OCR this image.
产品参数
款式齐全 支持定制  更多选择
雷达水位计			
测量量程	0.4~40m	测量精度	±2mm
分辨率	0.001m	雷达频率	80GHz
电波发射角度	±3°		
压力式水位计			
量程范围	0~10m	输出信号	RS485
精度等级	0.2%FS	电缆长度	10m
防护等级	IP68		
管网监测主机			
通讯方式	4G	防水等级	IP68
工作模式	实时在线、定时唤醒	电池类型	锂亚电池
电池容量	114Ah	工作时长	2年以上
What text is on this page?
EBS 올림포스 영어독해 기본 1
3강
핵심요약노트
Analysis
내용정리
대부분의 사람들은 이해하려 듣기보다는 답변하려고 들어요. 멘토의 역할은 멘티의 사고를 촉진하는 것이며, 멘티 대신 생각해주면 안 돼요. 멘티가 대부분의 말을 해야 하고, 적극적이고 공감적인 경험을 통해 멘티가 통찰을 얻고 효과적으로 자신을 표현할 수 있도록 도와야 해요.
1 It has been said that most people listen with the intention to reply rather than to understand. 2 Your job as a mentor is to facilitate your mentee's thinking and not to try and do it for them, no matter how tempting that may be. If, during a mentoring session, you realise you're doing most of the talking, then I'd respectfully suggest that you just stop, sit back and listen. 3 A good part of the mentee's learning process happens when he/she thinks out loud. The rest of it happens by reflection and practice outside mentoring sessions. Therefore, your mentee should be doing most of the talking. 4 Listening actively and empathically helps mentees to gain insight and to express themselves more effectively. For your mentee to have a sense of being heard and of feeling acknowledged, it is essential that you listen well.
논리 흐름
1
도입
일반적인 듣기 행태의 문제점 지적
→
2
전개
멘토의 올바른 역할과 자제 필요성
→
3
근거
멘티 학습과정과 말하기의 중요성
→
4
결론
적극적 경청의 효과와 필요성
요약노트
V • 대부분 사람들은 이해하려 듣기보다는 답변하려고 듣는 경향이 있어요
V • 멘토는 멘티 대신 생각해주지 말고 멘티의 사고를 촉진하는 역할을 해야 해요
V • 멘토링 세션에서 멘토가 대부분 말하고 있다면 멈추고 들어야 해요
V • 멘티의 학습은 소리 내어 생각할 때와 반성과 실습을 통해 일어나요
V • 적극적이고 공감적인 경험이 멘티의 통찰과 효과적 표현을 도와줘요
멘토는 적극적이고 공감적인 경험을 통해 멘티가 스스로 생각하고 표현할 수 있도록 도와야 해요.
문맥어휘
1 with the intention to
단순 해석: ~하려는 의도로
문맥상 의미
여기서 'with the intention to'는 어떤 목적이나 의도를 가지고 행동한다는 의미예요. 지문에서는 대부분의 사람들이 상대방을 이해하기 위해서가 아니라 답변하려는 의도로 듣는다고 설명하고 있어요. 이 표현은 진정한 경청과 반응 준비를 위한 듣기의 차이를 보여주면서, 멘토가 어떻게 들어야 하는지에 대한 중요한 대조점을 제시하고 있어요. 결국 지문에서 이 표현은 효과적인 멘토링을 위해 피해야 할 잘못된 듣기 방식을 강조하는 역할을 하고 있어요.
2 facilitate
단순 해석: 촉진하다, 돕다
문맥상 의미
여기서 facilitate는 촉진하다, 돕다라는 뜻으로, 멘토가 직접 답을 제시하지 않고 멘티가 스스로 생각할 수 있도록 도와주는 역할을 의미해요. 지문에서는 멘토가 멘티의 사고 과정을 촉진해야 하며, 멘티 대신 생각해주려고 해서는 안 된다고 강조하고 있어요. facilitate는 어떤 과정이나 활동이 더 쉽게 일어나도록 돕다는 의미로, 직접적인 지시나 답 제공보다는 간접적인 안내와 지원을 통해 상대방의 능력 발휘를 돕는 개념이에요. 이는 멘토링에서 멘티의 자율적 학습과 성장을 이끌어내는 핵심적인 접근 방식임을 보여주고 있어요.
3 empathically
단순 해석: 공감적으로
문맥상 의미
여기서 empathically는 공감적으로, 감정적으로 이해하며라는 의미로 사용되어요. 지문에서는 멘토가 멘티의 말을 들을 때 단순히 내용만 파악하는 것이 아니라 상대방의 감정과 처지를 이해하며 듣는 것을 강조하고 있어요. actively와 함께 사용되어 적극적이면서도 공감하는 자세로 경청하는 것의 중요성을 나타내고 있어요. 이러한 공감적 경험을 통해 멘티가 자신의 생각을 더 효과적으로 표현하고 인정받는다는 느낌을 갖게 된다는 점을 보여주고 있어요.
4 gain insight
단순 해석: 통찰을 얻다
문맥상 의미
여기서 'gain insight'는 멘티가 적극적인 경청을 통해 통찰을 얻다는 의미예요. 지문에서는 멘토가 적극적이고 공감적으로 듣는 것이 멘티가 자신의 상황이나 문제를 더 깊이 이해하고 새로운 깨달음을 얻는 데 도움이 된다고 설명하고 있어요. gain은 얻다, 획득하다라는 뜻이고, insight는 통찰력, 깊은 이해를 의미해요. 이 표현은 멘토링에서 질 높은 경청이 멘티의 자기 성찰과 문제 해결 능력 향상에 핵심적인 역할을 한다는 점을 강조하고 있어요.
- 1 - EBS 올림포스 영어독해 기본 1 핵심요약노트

**Task**
Give the complete listing a second time, exactly as it reads.

**Task response**
OCR this image.
产品参数
款式齐全 支持定制  更多选择
雷达水位计			
测量量程	0.4~40m	测量精度	±2mm
分辨率	0.001m	雷达频率	80GHz
电波发射角度	±3°		
压力式水位计			
量程范围	0~10m	输出信号	RS485
精度等级	0.2%FS	电缆长度	10m
防护等级	IP68		
管网监测主机			
通讯方式	4G	防水等级	IP68
工作模式	实时在线、定时唤醒	电池类型	锂亚电池
电池容量	114Ah	工作时长	2年以上
What text is on this page?
EBS 올림포스 영어독해 기본 1
3강
핵심요약노트
Analysis
내용정리
대부분의 사람들은 이해하려 듣기보다는 답변하려고 들어요. 멘토의 역할은 멘티의 사고를 촉진하는 것이며, 멘티 대신 생각해주면 안 돼요. 멘티가 대부분의 말을 해야 하고, 적극적이고 공감적인 경험을 통해 멘티가 통찰을 얻고 효과적으로 자신을 표현할 수 있도록 도와야 해요.
1 It has been said that most people listen with the intention to reply rather than to understand. 2 Your job as a mentor is to facilitate your mentee's thinking and not to try and do it for them, no matter how tempting that may be. If, during a mentoring session, you realise you're doing most of the talking, then I'd respectfully suggest that you just stop, sit back and listen. 3 A good part of the mentee's learning process happens when he/she thinks out loud. The rest of it happens by reflection and practice outside mentoring sessions. Therefore, your mentee should be doing most of the talking. 4 Listening actively and empathically helps mentees to gain insight and to express themselves more effectively. For your mentee to have a sense of being heard and of feeling acknowledged, it is essential that you listen well.
논리 흐름
1
도입
일반적인 듣기 행태의 문제점 지적
→
2
전개
멘토의 올바른 역할과 자제 필요성
→
3
근거
멘티 학습과정과 말하기의 중요성
→
4
결론
적극적 경청의 효과와 필요성
요약노트
V • 대부분 사람들은 이해하려 듣기보다는 답변하려고 듣는 경향이 있어요
V • 멘토는 멘티 대신 생각해주지 말고 멘티의 사고를 촉진하는 역할을 해야 해요
V • 멘토링 세션에서 멘토가 대부분 말하고 있다면 멈추고 들어야 해요
V • 멘티의 학습은 소리 내어 생각할 때와 반성과 실습을 통해 일어나요
V • 적극적이고 공감적인 경험이 멘티의 통찰과 효과적 표현을 도와줘요
멘토는 적극적이고 공감적인 경험을 통해 멘티가 스스로 생각하고 표현할 수 있도록 도와야 해요.
문맥어휘
1 with the intention to
단순 해석: ~하려는 의도로
문맥상 의미
여기서 'with the intention to'는 어떤 목적이나 의도를 가지고 행동한다는 의미예요. 지문에서는 대부분의 사람들이 상대방을 이해하기 위해서가 아니라 답변하려는 의도로 듣는다고 설명하고 있어요. 이 표현은 진정한 경청과 반응 준비를 위한 듣기의 차이를 보여주면서, 멘토가 어떻게 들어야 하는지에 대한 중요한 대조점을 제시하고 있어요. 결국 지문에서 이 표현은 효과적인 멘토링을 위해 피해야 할 잘못된 듣기 방식을 강조하는 역할을 하고 있어요.
2 facilitate
단순 해석: 촉진하다, 돕다
문맥상 의미
여기서 facilitate는 촉진하다, 돕다라는 뜻으로, 멘토가 직접 답을 제시하지 않고 멘티가 스스로 생각할 수 있도록 도와주는 역할을 의미해요. 지문에서는 멘토가 멘티의 사고 과정을 촉진해야 하며, 멘티 대신 생각해주려고 해서는 안 된다고 강조하고 있어요. facilitate는 어떤 과정이나 활동이 더 쉽게 일어나도록 돕다는 의미로, 직접적인 지시나 답 제공보다는 간접적인 안내와 지원을 통해 상대방의 능력 발휘를 돕는 개념이에요. 이는 멘토링에서 멘티의 자율적 학습과 성장을 이끌어내는 핵심적인 접근 방식임을 보여주고 있어요.
3 empathically
단순 해석: 공감적으로
문맥상 의미
여기서 empathically는 공감적으로, 감정적으로 이해하며라는 의미로 사용되어요. 지문에서는 멘토가 멘티의 말을 들을 때 단순히 내용만 파악하는 것이 아니라 상대방의 감정과 처지를 이해하며 듣는 것을 강조하고 있어요. actively와 함께 사용되어 적극적이면서도 공감하는 자세로 경청하는 것의 중요성을 나타내고 있어요. 이러한 공감적 경험을 통해 멘티가 자신의 생각을 더 효과적으로 표현하고 인정받는다는 느낌을 갖게 된다는 점을 보여주고 있어요.
4 gain insight
단순 해석: 통찰을 얻다
문맥상 의미
여기서 'gain insight'는 멘티가 적극적인 경청을 통해 통찰을 얻다는 의미예요. 지문에서는 멘토가 적극적이고 공감적으로 듣는 것이 멘티가 자신의 상황이나 문제를 더 깊이 이해하고 새로운 깨달음을 얻는 데 도움이 된다고 설명하고 있어요. gain은 얻다, 획득하다라는 뜻이고, insight는 통찰력, 깊은 이해를 의미해요. 이 표현은 멘토링에서 질 높은 경청이 멘티의 자기 성찰과 문제 해결 능력 향상에 핵심적인 역할을 한다는 점을 강조하고 있어요.
- 1 - EBS 올림포스 영어독해 기본 1 핵심요약노트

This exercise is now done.